PROBLEM TO SOLVE: How many lines of the material below contain the string "subtitle"? Answer with the number and nothing else.

STORED ROWS:

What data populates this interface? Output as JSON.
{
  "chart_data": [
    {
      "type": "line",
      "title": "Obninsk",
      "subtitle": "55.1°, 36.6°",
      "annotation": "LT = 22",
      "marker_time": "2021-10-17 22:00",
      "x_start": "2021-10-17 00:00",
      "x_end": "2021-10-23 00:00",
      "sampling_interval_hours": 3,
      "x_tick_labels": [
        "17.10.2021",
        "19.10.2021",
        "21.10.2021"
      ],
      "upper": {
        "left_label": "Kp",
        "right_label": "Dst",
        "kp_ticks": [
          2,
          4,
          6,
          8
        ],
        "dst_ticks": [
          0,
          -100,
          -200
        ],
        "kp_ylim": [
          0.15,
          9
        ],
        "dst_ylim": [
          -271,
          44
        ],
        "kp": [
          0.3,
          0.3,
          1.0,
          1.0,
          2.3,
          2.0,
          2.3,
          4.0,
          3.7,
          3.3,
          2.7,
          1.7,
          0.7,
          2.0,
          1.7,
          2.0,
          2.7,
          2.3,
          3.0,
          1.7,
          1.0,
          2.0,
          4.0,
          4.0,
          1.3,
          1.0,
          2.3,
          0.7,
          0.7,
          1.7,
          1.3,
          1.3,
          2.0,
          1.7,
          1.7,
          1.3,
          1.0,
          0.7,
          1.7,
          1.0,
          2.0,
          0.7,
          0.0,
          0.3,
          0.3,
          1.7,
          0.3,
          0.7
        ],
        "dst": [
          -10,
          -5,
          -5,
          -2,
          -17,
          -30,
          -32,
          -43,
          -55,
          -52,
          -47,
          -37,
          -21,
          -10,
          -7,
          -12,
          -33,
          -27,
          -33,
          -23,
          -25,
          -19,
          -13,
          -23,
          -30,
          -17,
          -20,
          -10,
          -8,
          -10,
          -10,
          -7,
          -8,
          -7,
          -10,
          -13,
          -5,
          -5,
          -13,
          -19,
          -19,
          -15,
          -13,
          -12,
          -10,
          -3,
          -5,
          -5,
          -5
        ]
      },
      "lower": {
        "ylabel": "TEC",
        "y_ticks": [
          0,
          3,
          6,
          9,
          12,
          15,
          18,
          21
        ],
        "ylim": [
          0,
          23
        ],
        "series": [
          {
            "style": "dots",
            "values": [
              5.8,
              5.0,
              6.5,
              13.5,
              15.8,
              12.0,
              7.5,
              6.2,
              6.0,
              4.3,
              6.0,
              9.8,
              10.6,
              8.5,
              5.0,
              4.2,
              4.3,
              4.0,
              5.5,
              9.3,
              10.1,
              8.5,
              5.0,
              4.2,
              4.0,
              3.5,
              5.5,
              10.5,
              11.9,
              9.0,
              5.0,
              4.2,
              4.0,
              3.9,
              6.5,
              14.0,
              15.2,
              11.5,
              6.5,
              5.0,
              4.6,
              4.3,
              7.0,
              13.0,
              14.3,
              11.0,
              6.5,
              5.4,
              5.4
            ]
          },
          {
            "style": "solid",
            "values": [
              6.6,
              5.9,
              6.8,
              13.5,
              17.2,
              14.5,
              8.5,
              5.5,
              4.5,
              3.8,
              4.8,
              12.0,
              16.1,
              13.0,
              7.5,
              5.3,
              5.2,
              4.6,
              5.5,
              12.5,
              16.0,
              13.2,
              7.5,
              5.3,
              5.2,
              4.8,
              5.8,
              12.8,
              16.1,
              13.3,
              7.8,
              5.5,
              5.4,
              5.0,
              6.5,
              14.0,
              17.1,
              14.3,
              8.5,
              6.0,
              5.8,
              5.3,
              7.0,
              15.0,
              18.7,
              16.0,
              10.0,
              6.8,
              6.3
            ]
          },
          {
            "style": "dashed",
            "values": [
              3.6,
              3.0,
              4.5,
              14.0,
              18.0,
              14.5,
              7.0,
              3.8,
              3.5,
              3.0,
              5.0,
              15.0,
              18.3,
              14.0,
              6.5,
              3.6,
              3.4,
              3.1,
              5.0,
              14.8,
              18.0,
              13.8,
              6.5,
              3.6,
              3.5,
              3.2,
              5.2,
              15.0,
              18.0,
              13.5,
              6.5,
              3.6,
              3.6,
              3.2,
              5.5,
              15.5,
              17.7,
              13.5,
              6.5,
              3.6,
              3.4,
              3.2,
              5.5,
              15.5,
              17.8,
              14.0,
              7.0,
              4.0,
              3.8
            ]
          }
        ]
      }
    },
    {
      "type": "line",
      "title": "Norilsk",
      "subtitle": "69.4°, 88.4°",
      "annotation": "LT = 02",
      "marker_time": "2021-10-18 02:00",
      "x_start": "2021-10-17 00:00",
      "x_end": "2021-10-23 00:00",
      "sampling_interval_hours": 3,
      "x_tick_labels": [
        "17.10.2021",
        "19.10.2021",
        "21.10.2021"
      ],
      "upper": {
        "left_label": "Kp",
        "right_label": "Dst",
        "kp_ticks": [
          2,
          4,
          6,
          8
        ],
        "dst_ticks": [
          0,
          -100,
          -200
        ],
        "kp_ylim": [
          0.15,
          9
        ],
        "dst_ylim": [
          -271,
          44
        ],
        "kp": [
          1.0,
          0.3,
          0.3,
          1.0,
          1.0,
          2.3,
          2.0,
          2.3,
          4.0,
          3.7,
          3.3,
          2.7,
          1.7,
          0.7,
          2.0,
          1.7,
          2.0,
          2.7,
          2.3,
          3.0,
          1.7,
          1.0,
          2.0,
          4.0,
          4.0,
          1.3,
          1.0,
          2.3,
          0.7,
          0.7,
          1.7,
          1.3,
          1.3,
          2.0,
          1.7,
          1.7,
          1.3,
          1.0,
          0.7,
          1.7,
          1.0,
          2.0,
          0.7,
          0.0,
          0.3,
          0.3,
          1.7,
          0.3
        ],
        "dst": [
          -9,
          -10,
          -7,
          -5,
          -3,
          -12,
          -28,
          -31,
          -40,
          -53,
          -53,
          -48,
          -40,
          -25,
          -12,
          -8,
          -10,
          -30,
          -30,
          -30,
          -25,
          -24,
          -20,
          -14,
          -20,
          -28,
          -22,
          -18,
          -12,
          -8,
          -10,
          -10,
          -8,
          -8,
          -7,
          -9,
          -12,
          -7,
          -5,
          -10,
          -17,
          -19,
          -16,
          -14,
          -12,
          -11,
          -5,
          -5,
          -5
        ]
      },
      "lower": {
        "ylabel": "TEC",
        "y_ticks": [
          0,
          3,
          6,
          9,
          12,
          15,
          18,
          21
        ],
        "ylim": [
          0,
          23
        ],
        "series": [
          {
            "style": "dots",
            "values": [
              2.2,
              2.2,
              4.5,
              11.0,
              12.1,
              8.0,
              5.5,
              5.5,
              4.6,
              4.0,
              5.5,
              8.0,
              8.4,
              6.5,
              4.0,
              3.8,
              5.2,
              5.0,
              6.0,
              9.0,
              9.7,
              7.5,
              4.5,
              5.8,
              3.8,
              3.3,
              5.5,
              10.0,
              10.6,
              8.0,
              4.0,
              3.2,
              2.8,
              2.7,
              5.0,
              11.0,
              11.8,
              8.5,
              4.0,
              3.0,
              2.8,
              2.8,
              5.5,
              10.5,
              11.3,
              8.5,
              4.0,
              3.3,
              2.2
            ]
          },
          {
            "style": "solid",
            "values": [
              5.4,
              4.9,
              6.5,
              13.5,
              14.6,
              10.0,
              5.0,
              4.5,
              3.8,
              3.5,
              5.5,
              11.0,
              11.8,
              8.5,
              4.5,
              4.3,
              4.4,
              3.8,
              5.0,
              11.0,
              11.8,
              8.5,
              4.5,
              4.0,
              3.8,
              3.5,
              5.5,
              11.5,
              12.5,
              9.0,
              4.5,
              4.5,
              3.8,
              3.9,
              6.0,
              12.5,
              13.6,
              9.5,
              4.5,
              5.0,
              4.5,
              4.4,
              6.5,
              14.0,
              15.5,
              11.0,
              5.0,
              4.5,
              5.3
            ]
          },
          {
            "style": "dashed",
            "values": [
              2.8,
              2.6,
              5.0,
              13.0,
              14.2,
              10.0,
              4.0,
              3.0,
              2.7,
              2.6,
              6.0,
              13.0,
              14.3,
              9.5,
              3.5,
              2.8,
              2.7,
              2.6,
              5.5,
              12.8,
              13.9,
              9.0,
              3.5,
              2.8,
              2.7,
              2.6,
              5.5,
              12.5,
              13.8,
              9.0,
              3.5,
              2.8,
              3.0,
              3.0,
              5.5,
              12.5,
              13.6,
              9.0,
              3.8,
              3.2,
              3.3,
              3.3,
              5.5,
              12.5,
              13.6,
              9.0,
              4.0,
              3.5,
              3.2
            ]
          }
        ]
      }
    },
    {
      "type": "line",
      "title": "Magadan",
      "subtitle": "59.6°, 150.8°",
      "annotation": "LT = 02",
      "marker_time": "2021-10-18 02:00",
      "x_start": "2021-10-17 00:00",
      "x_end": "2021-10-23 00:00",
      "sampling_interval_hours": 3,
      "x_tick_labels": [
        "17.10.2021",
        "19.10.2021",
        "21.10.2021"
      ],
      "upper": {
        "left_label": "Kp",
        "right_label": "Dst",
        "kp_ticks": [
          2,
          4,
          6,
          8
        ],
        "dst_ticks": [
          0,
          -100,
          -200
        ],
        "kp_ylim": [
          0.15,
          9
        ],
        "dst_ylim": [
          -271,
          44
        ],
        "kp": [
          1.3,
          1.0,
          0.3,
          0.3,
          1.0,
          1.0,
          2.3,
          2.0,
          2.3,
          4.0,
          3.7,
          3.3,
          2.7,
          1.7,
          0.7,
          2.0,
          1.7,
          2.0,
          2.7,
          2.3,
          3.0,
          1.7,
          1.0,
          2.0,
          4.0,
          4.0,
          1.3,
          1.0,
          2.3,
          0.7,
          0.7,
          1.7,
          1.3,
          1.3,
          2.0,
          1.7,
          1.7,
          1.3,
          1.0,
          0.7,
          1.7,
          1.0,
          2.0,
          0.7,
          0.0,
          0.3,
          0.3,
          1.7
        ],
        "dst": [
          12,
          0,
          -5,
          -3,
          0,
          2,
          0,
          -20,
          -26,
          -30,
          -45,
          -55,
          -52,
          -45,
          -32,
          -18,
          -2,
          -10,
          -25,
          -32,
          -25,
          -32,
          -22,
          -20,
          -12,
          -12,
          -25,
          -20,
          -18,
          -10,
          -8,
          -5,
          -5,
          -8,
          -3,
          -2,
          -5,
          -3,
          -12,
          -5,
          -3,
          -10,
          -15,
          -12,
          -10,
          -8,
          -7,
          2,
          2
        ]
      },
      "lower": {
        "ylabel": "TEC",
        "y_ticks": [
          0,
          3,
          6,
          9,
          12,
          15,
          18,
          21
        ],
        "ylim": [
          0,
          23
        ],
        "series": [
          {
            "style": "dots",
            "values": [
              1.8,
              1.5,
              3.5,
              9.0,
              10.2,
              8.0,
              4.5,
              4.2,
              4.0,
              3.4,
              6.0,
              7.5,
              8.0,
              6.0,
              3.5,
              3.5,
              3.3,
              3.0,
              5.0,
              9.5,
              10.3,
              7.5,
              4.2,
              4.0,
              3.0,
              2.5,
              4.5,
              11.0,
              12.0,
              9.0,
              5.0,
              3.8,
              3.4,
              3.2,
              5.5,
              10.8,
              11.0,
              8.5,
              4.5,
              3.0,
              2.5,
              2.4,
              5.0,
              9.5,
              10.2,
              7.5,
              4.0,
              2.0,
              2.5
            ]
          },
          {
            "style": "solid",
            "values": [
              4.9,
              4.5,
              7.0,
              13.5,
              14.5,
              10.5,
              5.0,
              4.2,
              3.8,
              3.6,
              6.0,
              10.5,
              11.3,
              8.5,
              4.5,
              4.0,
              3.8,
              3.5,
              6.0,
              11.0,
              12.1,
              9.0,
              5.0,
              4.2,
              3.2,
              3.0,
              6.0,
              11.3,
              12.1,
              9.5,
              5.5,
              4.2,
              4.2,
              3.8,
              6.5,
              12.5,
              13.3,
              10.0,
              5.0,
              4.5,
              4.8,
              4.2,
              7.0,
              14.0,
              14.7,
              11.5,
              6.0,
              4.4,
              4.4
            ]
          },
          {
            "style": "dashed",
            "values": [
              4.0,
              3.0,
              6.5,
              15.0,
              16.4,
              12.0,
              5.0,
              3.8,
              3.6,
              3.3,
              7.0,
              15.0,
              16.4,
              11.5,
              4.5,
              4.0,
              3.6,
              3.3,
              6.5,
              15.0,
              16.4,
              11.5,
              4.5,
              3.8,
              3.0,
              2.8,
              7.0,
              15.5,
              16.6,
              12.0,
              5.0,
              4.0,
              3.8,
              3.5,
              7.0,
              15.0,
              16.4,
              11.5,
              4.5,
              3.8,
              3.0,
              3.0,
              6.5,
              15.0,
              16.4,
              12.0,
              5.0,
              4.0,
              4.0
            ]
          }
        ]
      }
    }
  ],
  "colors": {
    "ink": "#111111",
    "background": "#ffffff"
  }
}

TASK SOLUTION: 3